**Aim**
The answer is one number: how many lines hold the string "required".

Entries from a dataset
--- Start ---

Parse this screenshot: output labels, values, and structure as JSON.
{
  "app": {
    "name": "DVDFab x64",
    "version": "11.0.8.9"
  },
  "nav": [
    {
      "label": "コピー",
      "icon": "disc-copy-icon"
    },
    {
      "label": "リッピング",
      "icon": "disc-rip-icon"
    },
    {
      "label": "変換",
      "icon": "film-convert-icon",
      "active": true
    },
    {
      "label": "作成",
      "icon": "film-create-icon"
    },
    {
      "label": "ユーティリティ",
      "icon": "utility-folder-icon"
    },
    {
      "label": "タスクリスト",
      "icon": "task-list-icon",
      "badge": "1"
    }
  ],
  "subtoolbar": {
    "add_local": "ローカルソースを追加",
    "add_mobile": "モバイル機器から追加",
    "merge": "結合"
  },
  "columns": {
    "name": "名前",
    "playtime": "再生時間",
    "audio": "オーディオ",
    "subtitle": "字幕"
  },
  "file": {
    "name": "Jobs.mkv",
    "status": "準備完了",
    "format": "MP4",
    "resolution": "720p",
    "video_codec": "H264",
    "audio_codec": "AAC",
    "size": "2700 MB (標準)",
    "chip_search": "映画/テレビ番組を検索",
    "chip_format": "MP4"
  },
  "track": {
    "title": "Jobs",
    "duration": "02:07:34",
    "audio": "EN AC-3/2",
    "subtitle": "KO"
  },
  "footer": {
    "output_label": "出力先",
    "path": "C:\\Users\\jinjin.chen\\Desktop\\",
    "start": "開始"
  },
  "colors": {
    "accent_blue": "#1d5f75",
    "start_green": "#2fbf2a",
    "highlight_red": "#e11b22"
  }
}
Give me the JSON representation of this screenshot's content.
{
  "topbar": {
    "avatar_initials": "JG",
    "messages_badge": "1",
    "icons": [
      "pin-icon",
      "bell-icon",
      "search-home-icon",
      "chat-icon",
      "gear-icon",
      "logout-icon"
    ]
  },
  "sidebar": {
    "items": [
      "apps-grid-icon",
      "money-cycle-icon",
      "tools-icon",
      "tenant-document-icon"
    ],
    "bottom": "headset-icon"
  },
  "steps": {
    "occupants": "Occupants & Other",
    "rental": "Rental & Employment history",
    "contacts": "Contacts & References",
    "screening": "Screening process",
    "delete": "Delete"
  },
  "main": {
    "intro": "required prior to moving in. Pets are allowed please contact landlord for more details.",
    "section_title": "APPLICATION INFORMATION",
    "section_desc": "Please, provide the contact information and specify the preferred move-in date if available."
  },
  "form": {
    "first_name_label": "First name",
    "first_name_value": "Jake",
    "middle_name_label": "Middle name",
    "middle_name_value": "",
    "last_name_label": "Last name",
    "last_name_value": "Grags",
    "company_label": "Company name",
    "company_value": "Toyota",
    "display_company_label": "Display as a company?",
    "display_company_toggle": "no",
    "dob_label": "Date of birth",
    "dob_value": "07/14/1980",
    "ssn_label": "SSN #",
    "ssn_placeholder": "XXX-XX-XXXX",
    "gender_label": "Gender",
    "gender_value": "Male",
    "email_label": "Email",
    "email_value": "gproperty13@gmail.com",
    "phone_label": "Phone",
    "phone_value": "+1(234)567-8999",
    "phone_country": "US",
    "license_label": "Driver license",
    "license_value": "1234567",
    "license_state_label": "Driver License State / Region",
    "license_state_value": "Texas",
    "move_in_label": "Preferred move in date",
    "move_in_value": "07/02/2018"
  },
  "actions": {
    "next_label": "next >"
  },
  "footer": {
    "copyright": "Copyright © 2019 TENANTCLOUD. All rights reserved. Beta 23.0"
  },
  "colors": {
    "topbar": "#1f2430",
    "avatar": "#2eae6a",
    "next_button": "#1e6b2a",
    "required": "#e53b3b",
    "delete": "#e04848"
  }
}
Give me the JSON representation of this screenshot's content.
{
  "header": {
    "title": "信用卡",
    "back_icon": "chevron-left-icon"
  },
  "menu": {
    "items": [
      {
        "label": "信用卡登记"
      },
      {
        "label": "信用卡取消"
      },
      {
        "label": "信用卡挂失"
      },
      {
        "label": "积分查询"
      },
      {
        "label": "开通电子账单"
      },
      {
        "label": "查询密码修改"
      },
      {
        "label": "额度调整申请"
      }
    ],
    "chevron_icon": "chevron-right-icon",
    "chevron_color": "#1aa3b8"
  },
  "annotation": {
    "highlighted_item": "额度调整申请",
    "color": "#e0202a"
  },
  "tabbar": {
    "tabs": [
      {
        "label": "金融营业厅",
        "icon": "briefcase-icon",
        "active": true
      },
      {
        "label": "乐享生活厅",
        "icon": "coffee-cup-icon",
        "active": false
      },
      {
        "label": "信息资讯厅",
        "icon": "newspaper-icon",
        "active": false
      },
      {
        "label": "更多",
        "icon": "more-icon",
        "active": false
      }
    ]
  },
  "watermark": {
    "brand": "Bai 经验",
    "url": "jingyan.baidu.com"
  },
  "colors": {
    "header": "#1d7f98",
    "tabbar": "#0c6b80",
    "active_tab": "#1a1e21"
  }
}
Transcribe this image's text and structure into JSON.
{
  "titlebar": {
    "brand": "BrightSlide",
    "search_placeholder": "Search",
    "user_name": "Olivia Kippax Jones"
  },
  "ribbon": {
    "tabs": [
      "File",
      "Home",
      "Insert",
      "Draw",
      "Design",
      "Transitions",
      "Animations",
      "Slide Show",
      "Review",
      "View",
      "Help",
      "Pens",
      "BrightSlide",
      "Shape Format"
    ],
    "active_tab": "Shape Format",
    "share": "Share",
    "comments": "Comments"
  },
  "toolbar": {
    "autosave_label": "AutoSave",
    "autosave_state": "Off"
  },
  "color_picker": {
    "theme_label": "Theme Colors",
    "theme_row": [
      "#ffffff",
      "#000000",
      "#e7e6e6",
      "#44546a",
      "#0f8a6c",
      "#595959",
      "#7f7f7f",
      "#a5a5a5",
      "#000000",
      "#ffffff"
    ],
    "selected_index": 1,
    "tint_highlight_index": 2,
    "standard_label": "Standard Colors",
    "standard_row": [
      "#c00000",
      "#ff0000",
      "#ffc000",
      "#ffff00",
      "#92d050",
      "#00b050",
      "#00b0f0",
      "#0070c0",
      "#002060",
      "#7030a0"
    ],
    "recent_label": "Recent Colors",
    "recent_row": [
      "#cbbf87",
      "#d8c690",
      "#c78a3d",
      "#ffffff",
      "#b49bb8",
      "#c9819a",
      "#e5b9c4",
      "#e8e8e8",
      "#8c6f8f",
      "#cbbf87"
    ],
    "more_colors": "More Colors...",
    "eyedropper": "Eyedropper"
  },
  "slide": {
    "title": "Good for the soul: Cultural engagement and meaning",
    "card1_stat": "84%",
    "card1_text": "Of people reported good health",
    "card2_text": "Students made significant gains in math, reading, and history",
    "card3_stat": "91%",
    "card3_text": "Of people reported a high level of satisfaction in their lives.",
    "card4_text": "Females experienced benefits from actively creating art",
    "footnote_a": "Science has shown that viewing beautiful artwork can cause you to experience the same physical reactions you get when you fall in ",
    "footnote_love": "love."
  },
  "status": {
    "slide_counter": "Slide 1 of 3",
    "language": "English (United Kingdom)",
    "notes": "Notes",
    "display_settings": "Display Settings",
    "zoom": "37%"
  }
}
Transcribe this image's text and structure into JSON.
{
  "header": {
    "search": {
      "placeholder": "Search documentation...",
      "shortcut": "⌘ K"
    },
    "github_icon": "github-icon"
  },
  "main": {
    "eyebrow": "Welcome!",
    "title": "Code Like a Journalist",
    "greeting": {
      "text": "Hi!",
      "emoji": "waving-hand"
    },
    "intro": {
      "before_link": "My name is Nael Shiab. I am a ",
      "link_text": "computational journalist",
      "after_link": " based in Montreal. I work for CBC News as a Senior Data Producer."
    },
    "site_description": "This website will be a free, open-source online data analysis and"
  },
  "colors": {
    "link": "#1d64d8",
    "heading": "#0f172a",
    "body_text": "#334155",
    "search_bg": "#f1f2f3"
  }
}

--- End ---

**Output**
2